***** Data in this exercise *****

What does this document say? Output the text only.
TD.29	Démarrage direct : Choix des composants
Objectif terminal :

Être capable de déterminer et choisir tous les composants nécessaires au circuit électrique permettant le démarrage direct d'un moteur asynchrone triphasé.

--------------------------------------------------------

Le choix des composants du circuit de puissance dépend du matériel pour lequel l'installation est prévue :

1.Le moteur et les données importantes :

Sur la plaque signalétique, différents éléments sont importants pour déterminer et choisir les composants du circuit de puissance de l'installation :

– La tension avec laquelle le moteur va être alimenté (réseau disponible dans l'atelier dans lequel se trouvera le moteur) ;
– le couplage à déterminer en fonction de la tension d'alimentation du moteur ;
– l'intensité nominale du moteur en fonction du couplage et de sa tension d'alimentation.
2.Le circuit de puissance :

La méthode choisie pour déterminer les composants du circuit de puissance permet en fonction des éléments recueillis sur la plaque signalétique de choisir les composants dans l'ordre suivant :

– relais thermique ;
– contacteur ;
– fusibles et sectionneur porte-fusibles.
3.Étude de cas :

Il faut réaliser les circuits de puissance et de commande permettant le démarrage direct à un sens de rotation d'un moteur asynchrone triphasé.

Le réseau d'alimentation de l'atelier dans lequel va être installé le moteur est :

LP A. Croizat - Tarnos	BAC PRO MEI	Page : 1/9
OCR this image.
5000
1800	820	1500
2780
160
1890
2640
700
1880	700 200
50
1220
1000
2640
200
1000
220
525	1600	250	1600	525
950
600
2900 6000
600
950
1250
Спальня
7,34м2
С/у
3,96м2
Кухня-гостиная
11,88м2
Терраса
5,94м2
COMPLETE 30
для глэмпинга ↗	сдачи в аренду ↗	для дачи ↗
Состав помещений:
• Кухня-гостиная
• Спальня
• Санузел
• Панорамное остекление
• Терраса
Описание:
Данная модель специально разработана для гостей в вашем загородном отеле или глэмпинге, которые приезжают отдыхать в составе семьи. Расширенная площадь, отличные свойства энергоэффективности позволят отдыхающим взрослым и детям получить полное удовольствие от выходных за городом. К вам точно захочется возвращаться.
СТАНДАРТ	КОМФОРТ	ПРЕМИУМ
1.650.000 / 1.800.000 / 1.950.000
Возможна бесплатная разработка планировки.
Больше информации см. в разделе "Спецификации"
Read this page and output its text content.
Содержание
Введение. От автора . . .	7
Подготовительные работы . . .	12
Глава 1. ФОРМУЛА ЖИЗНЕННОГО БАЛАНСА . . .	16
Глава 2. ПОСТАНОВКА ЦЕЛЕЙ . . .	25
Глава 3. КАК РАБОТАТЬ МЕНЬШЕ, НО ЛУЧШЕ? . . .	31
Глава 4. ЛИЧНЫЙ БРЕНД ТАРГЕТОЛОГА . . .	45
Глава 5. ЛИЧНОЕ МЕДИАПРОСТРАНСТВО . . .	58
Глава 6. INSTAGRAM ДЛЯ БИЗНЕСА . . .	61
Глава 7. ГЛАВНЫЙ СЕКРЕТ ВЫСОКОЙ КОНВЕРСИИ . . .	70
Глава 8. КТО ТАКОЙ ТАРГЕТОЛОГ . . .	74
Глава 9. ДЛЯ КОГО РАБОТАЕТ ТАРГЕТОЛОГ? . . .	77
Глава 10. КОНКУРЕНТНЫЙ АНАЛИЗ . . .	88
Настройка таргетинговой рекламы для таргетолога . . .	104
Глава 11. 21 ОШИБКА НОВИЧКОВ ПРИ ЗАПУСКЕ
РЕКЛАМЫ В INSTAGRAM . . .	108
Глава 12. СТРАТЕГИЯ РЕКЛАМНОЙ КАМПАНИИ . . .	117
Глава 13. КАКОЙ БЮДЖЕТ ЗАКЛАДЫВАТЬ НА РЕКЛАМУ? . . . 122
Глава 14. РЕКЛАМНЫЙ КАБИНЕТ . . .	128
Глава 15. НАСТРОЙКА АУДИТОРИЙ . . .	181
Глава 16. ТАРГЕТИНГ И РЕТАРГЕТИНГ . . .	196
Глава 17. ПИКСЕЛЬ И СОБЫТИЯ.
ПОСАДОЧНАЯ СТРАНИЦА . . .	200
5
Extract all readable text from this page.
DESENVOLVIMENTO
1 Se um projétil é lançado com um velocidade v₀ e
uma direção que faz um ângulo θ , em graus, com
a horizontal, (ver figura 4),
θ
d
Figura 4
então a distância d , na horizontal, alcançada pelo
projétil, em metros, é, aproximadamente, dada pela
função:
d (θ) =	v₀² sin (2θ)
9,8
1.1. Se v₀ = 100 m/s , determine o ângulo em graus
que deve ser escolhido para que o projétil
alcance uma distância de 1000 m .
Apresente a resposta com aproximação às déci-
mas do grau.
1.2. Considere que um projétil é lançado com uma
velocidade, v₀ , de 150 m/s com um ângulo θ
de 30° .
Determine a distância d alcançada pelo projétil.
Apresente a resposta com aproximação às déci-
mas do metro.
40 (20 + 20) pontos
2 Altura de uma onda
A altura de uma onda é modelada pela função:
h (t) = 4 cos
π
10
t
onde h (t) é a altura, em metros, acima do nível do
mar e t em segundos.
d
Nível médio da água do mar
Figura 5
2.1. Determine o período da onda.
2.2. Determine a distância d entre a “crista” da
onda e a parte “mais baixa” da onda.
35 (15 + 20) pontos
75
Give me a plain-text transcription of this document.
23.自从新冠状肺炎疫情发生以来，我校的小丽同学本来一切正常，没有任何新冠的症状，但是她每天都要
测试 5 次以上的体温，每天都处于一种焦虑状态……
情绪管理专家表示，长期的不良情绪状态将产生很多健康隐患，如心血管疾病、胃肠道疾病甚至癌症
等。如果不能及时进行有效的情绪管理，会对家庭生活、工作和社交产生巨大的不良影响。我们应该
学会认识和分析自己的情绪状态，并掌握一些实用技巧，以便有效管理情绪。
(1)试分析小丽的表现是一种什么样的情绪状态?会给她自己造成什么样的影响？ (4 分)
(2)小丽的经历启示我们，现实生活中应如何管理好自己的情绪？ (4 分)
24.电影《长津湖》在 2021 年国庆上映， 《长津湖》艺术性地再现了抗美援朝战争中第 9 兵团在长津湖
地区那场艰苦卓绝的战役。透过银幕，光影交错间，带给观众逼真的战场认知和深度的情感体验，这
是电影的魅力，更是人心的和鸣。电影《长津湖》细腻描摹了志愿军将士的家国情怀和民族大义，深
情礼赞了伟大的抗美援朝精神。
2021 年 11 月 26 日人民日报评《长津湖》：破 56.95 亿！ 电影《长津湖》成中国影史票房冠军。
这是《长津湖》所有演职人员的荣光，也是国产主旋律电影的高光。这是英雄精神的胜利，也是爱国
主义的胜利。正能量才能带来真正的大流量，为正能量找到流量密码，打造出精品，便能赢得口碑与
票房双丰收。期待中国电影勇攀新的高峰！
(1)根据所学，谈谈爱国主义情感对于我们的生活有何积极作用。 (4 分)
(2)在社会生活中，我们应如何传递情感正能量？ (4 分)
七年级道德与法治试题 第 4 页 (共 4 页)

*****

Above are the records; copy every line in them that holds the word "text".

What does this document say? Output the text only.
Read this page and output its text content.
Extract all readable text from this page.
Give me a plain-text transcription of this document.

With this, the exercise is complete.